> **Stored data**:
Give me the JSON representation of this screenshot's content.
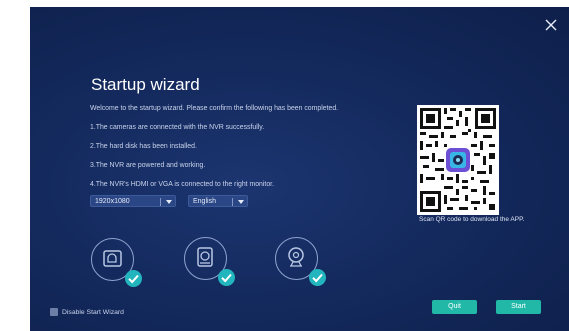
{
  "dialog": {
    "title": "Startup wizard",
    "intro": "Welcome to the startup wizard. Please confirm the following has been completed.",
    "checklist": [
      "1.The cameras are connected with the NVR successfully.",
      "2.The hard disk has been installed.",
      "3.The NVR are powered and working.",
      "4.The NVR's HDMI or VGA is connected to the right monitor."
    ],
    "resolution": {
      "selected": "1920x1080"
    },
    "language": {
      "selected": "English"
    },
    "qr_caption": "Scan QR code to download the APP.",
    "status_items": [
      {
        "icon": "nvr-device-icon",
        "status": "completed"
      },
      {
        "icon": "hard-disk-icon",
        "status": "completed"
      },
      {
        "icon": "camera-icon",
        "status": "completed"
      }
    ],
    "disable_label": "Disable Start Wizard",
    "quit_label": "Quit",
    "start_label": "Start",
    "close_icon": "close-icon"
  },
  "colors": {
    "background": "#142a5e",
    "accent": "#21b8a8",
    "check": "#23b5be",
    "text": "#dfe6f5"
  }
}
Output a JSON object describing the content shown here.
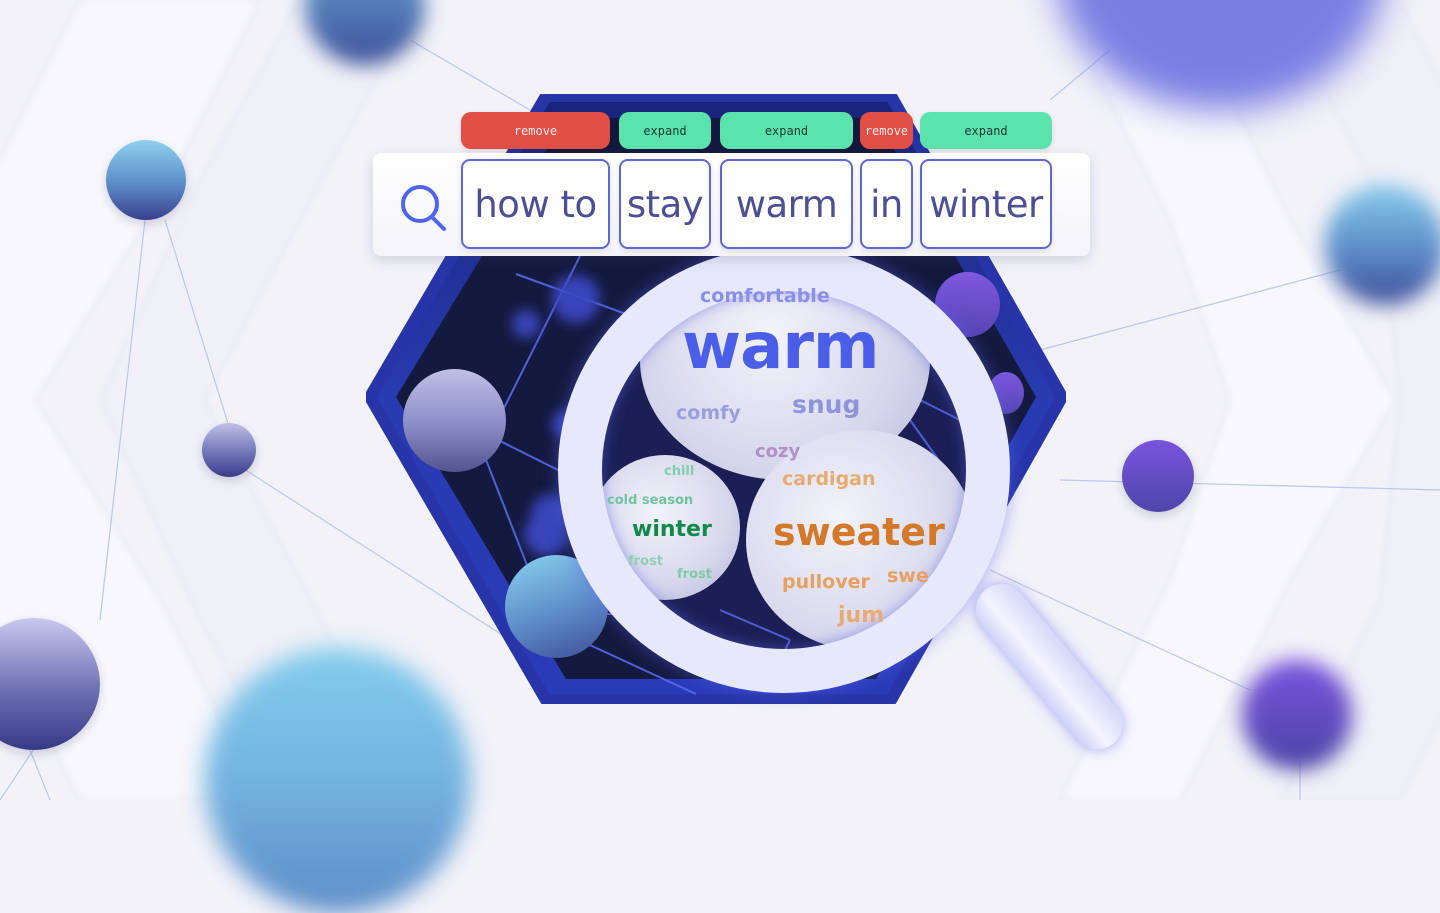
{
  "search": {
    "icon": "search-icon",
    "tokens": [
      {
        "text": "how to",
        "action": "remove"
      },
      {
        "text": "stay",
        "action": "expand"
      },
      {
        "text": "warm",
        "action": "expand"
      },
      {
        "text": "in",
        "action": "remove"
      },
      {
        "text": "winter",
        "action": "expand"
      }
    ]
  },
  "actions": {
    "remove_label": "remove",
    "expand_label": "expand"
  },
  "colors": {
    "remove": "#e14f47",
    "expand": "#5ae3ad",
    "token_border": "#5f68d2",
    "token_text": "#4c4f93",
    "search_icon": "#4f63ef",
    "hexagon": "#2a3bb3",
    "cluster_warm": "#4a5ee8",
    "cluster_winter": "#0f8a4a",
    "cluster_sweater": "#d4782a"
  },
  "magnifier": {
    "clusters": {
      "warm": {
        "main": "warm",
        "related": [
          "comfortable",
          "comfy",
          "snug",
          "cozy"
        ]
      },
      "winter": {
        "main": "winter",
        "related": [
          "chill",
          "cold season",
          "frost",
          "frost"
        ]
      },
      "sweater": {
        "main": "sweater",
        "related": [
          "cardigan",
          "pullover",
          "swe",
          "jum"
        ]
      }
    }
  }
}
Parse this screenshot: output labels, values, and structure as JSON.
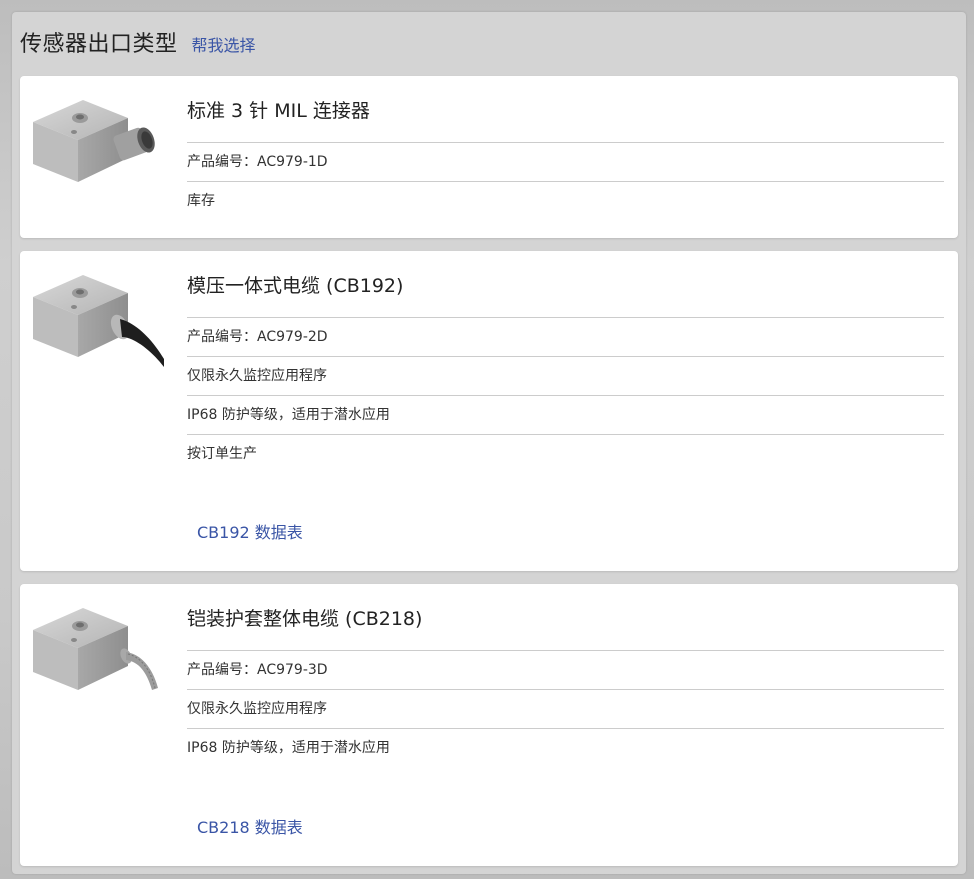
{
  "header": {
    "title": "传感器出口类型",
    "help_link": "帮我选择"
  },
  "cards": [
    {
      "title": "标准 3 针 MIL 连接器",
      "rows": [
        "产品编号：AC979-1D",
        "库存"
      ]
    },
    {
      "title": "模压一体式电缆 (CB192)",
      "rows": [
        "产品编号：AC979-2D",
        "仅限永久监控应用程序",
        "IP68 防护等级，适用于潜水应用",
        "按订单生产"
      ],
      "datasheet": "CB192 数据表"
    },
    {
      "title": "铠装护套整体电缆 (CB218)",
      "rows": [
        "产品编号：AC979-3D",
        "仅限永久监控应用程序",
        "IP68 防护等级，适用于潜水应用"
      ],
      "datasheet": "CB218 数据表"
    }
  ],
  "colors": {
    "link": "#3a55a6",
    "panel": "#d4d4d4",
    "card": "#ffffff"
  },
  "icons": [
    "sensor-mil-connector-image",
    "sensor-molded-cable-image",
    "sensor-armored-cable-image"
  ]
}
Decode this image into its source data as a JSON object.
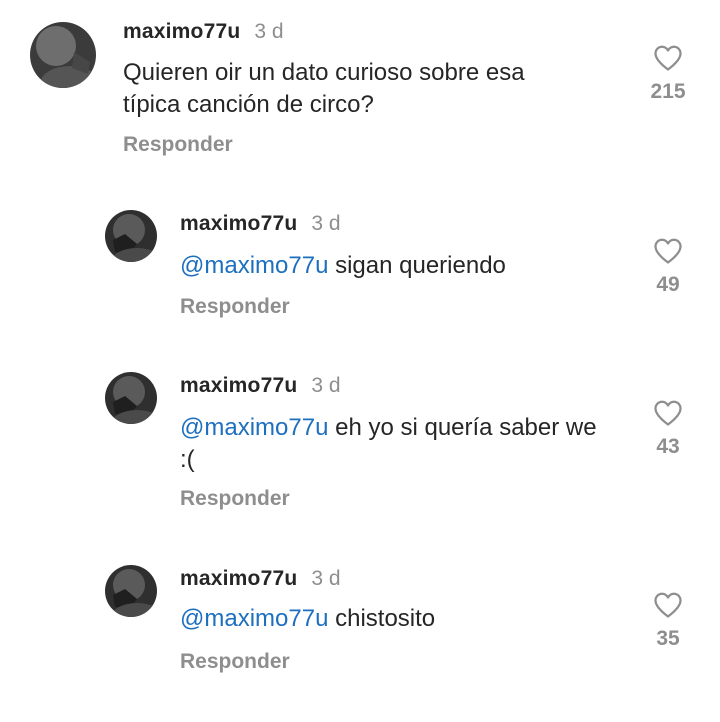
{
  "comments": [
    {
      "username": "maximo77u",
      "time": "3 d",
      "mention": "",
      "text": "Quieren oir un dato curioso sobre esa típica canción de circo?",
      "reply_label": "Responder",
      "likes": "215"
    },
    {
      "username": "maximo77u",
      "time": "3 d",
      "mention": "@maximo77u",
      "text": "sigan queriendo",
      "reply_label": "Responder",
      "likes": "49"
    },
    {
      "username": "maximo77u",
      "time": "3 d",
      "mention": "@maximo77u",
      "text": "eh yo si quería saber we :(",
      "reply_label": "Responder",
      "likes": "43"
    },
    {
      "username": "maximo77u",
      "time": "3 d",
      "mention": "@maximo77u",
      "text": "chistosito",
      "reply_label": "Responder",
      "likes": "35"
    }
  ],
  "icons": {
    "like": "heart-outline-icon"
  },
  "colors": {
    "mention": "#1d6fbf",
    "secondary_text": "#8e8e8e",
    "primary_text": "#262626"
  }
}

> **Goal**: Search the records for the word "datasheet". Copy every line that has it.

> **Result for this exercise**:
      "datasheet": "CB192 数据表"
      "datasheet": "CB218 数据表"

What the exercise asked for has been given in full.